To do:
Please pull out the passage from the text on Raising Hope season 3, starting with "The third season" and going on through "of 22 episodes.", and copy it word for word.

- No. of episodes: 22

Release
- Original network: Fox
- Original release: October 2, 2012 – March 28, 2013

Season chronology
- ← Previous Season 2 Next → Season 4

= Raising Hope season 3 =

Season of television series

The third season of the American television series Raising Hope premiered on October 2, 2012, on Fox. The season moved to a new time slot, airing on Tuesday at 8pm ET followed by the new comedy series Ben and Kate and The Mindy Project. This season consisted of 22 episodes.

Dataset excerpts:
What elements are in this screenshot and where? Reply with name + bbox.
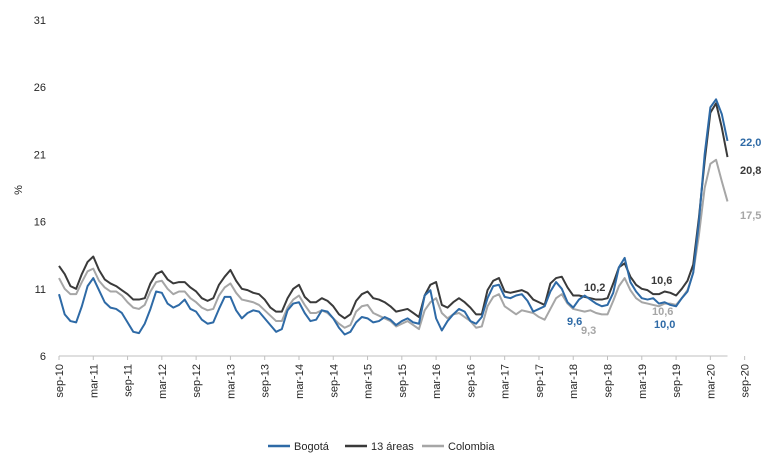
x-tick-label: mar-19: [637, 364, 649, 399]
y-axis-label: %: [13, 185, 25, 195]
annotation-label: 10,6: [651, 275, 672, 287]
legend-label: Bogotá: [294, 441, 330, 453]
x-tick-label: sep-17: [534, 364, 546, 398]
annotation-label: 9,3: [581, 325, 596, 337]
legend: Bogotá 13 áreas Colombia: [268, 441, 495, 453]
x-tick-label: sep-15: [397, 364, 409, 398]
annotation-label: 10,2: [584, 282, 605, 294]
annotation-label: 10,6: [652, 306, 673, 318]
x-tick-label: mar-17: [500, 364, 512, 399]
x-tick-label: mar-15: [363, 364, 375, 399]
x-tick-label: mar-12: [157, 364, 169, 399]
annotation-label: 9,6: [567, 316, 582, 328]
x-tick-label: mar-14: [294, 364, 306, 399]
y-tick-label: 11: [35, 284, 46, 296]
series-line-colombia: [58, 158, 729, 331]
end-value-label: 20,8: [740, 165, 761, 177]
legend-label: 13 áreas: [371, 441, 414, 453]
x-tick-label: mar-16: [431, 364, 443, 399]
x-tick-label: sep-10: [54, 364, 66, 398]
y-tick-label: 26: [34, 82, 46, 94]
legend-item: 13 áreas: [345, 441, 414, 453]
x-tick-label: mar-18: [568, 364, 580, 399]
legend-item: Colombia: [422, 441, 495, 453]
y-axis: 31 26 21 16 11 6: [34, 15, 46, 363]
x-tick-label: sep-16: [465, 364, 477, 398]
x-tick-label: mar-13: [225, 364, 237, 399]
series-layer: [58, 98, 729, 336]
x-tick-label: sep-11: [123, 364, 135, 397]
legend-label: Colombia: [448, 441, 495, 453]
x-axis: sep-10 mar-11 sep-11 mar-12 sep-12 mar-13 sep-…: [54, 355, 752, 399]
end-value-label: 22,0: [740, 137, 761, 149]
x-tick-label: sep-18: [603, 364, 615, 398]
end-value-label: 17,5: [740, 210, 761, 222]
y-tick-label: 31: [34, 15, 46, 27]
y-tick-label: 6: [40, 351, 46, 363]
x-tick-label: mar-20: [705, 364, 717, 399]
x-tick-label: sep-12: [191, 364, 203, 398]
series-line-13-áreas: [58, 102, 729, 320]
y-tick-label: 21: [34, 149, 46, 161]
series-line-bogotá: [58, 98, 729, 336]
x-tick-label: sep-20: [740, 364, 752, 398]
data-labels: 22,0 20,8 17,5 9,6 10,0 10,2 10,6 9,3 10,6: [567, 137, 761, 337]
x-tick-label: sep-14: [328, 364, 340, 398]
x-tick-label: mar-11: [88, 364, 100, 398]
y-tick-label: 16: [34, 217, 46, 229]
annotation-label: 10,0: [654, 319, 675, 331]
x-tick-label: sep-19: [671, 364, 683, 398]
x-tick-label: sep-13: [260, 364, 272, 398]
legend-item: Bogotá: [268, 441, 330, 453]
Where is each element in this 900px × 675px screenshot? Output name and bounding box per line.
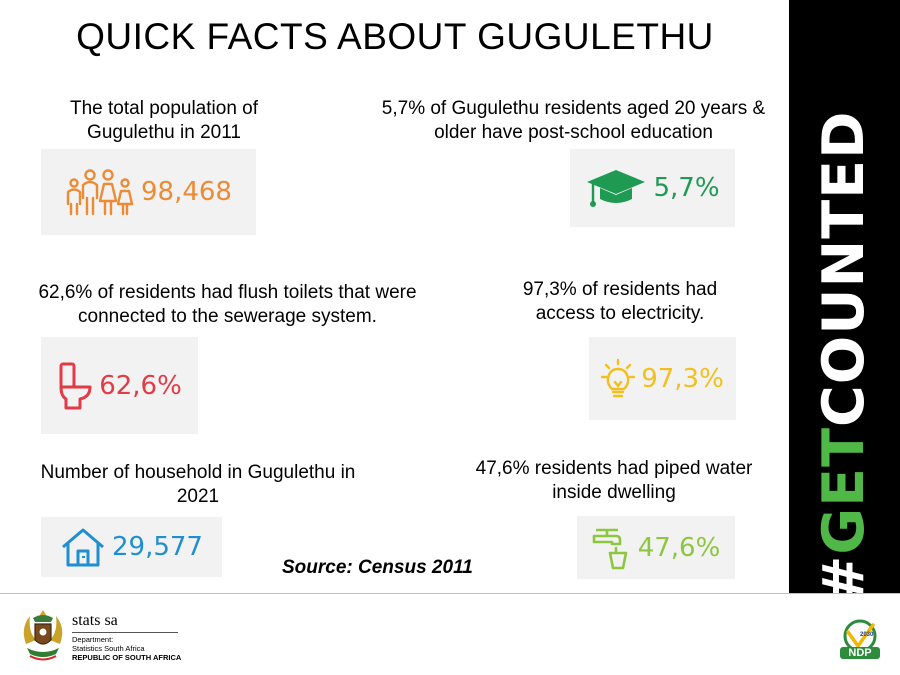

Completed task:
The third season of the American television series Raising Hope premiered on October 2, 2012, on Fox. The season moved to a new time slot, airing on Tuesday at 8pm ET followed by the new comedy series Ben and Kate and The Mindy Project. This season consisted of 22 episodes.